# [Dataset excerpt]
※ ※ ※

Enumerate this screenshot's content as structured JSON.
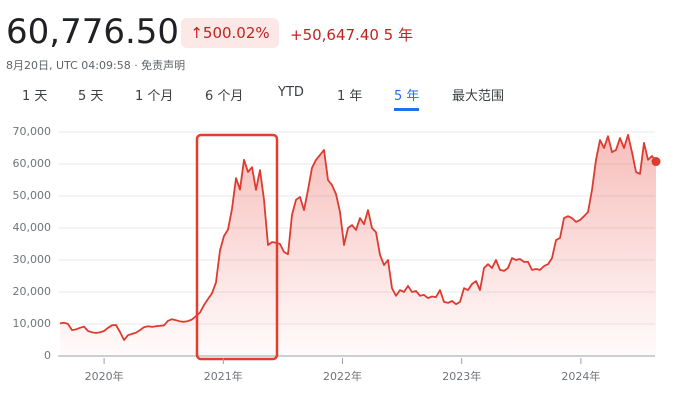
{
  "header": {
    "price": "60,776.50",
    "change_percent": "↑500.02%",
    "change": "+50,647.40 5 年",
    "subtitle": "8月20日, UTC 04:09:58 · 免责声明"
  },
  "tabs": {
    "items": [
      "1 天",
      "5 天",
      "1 个月",
      "6 个月",
      "YTD",
      "1 年",
      "5 年",
      "最大范围"
    ],
    "selected": 6
  },
  "chart_data": {
    "type": "line",
    "color": "#dd3b30",
    "grid": true,
    "xlim": [
      2019.63,
      2024.63
    ],
    "xticks": [
      {
        "value": 2020,
        "label": "2020年"
      },
      {
        "value": 2021,
        "label": "2021年"
      },
      {
        "value": 2022,
        "label": "2022年"
      },
      {
        "value": 2023,
        "label": "2023年"
      },
      {
        "value": 2024,
        "label": "2024年"
      }
    ],
    "ylim": [
      0,
      70000
    ],
    "yticks": [
      0,
      {
        "value": 10000,
        "label": "10,000"
      },
      {
        "value": 20000,
        "label": "20,000"
      },
      {
        "value": 30000,
        "label": "30,000"
      },
      {
        "value": 40000,
        "label": "40,000"
      },
      {
        "value": 50000,
        "label": "50,000"
      },
      {
        "value": 60000,
        "label": "60,000"
      },
      {
        "value": 70000,
        "label": "70,000"
      }
    ],
    "values": [
      10200,
      10400,
      10000,
      8100,
      8300,
      8800,
      9200,
      7800,
      7400,
      7200,
      7400,
      7800,
      8800,
      9600,
      9700,
      7500,
      5000,
      6500,
      6900,
      7300,
      8100,
      9000,
      9300,
      9100,
      9300,
      9400,
      9600,
      11000,
      11500,
      11200,
      10800,
      10700,
      10900,
      11400,
      12500,
      13600,
      15900,
      17800,
      19600,
      23000,
      33000,
      37500,
      39500,
      46000,
      55600,
      52000,
      61300,
      57500,
      59000,
      51900,
      58100,
      48800,
      34700,
      35600,
      35400,
      35000,
      32500,
      31800,
      44100,
      48800,
      49700,
      45600,
      51900,
      58800,
      61300,
      62800,
      64400,
      55000,
      53400,
      50600,
      45000,
      34700,
      40000,
      40900,
      39400,
      43100,
      41200,
      45600,
      40000,
      38700,
      31600,
      28400,
      30000,
      21200,
      18800,
      20600,
      20000,
      21900,
      20000,
      20300,
      18800,
      19100,
      18100,
      18600,
      18400,
      20600,
      16900,
      16600,
      17200,
      16200,
      16900,
      21200,
      20600,
      22500,
      23400,
      20600,
      27500,
      28700,
      27500,
      30000,
      26900,
      26600,
      27500,
      30600,
      30000,
      30300,
      29400,
      29400,
      26900,
      27200,
      26900,
      28100,
      28700,
      30600,
      36200,
      36900,
      43100,
      43700,
      43100,
      41900,
      42500,
      43700,
      45000,
      51900,
      61300,
      67500,
      65000,
      68700,
      63700,
      64400,
      68100,
      65000,
      69100,
      63700,
      57500,
      56900,
      66600,
      61300,
      62500,
      60776.5
    ]
  }
}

※ ※ ※

# [Short problem]
Give the entries again without a single change, but with no pictures.

# [Expected answer]
Enumerate this screenshot's content as structured JSON.
{
  "header": {
    "price": "60,776.50",
    "change_percent": "↑500.02%",
    "change": "+50,647.40 5 年",
    "subtitle": "8月20日, UTC 04:09:58 · 免责声明"
  },
  "tabs": {
    "items": [
      "1 天",
      "5 天",
      "1 个月",
      "6 个月",
      "YTD",
      "1 年",
      "5 年",
      "最大范围"
    ],
    "selected": 6
  },
  "chart_data": {
    "type": "line",
    "color": "#dd3b30",
    "grid": true,
    "xlim": [
      2019.63,
      2024.63
    ],
    "xticks": [
      {
        "value": 2020,
        "label": "2020年"
      },
      {
        "value": 2021,
        "label": "2021年"
      },
      {
        "value": 2022,
        "label": "2022年"
      },
      {
        "value": 2023,
        "label": "2023年"
      },
      {
        "value": 2024,
        "label": "2024年"
      }
    ],
    "ylim": [
      0,
      70000
    ],
    "yticks": [
      0,
      {
        "value": 10000,
        "label": "10,000"
      },
      {
        "value": 20000,
        "label": "20,000"
      },
      {
        "value": 30000,
        "label": "30,000"
      },
      {
        "value": 40000,
        "label": "40,000"
      },
      {
        "value": 50000,
        "label": "50,000"
      },
      {
        "value": 60000,
        "label": "60,000"
      },
      {
        "value": 70000,
        "label": "70,000"
      }
    ],
    "values": [
      10200,
      10400,
      10000,
      8100,
      8300,
      8800,
      9200,
      7800,
      7400,
      7200,
      7400,
      7800,
      8800,
      9600,
      9700,
      7500,
      5000,
      6500,
      6900,
      7300,
      8100,
      9000,
      9300,
      9100,
      9300,
      9400,
      9600,
      11000,
      11500,
      11200,
      10800,
      10700,
      10900,
      11400,
      12500,
      13600,
      15900,
      17800,
      19600,
      23000,
      33000,
      37500,
      39500,
      46000,
      55600,
      52000,
      61300,
      57500,
      59000,
      51900,
      58100,
      48800,
      34700,
      35600,
      35400,
      35000,
      32500,
      31800,
      44100,
      48800,
      49700,
      45600,
      51900,
      58800,
      61300,
      62800,
      64400,
      55000,
      53400,
      50600,
      45000,
      34700,
      40000,
      40900,
      39400,
      43100,
      41200,
      45600,
      40000,
      38700,
      31600,
      28400,
      30000,
      21200,
      18800,
      20600,
      20000,
      21900,
      20000,
      20300,
      18800,
      19100,
      18100,
      18600,
      18400,
      20600,
      16900,
      16600,
      17200,
      16200,
      16900,
      21200,
      20600,
      22500,
      23400,
      20600,
      27500,
      28700,
      27500,
      30000,
      26900,
      26600,
      27500,
      30600,
      30000,
      30300,
      29400,
      29400,
      26900,
      27200,
      26900,
      28100,
      28700,
      30600,
      36200,
      36900,
      43100,
      43700,
      43100,
      41900,
      42500,
      43700,
      45000,
      51900,
      61300,
      67500,
      65000,
      68700,
      63700,
      64400,
      68100,
      65000,
      69100,
      63700,
      57500,
      56900,
      66600,
      61300,
      62500,
      60776.5
    ]
  }
}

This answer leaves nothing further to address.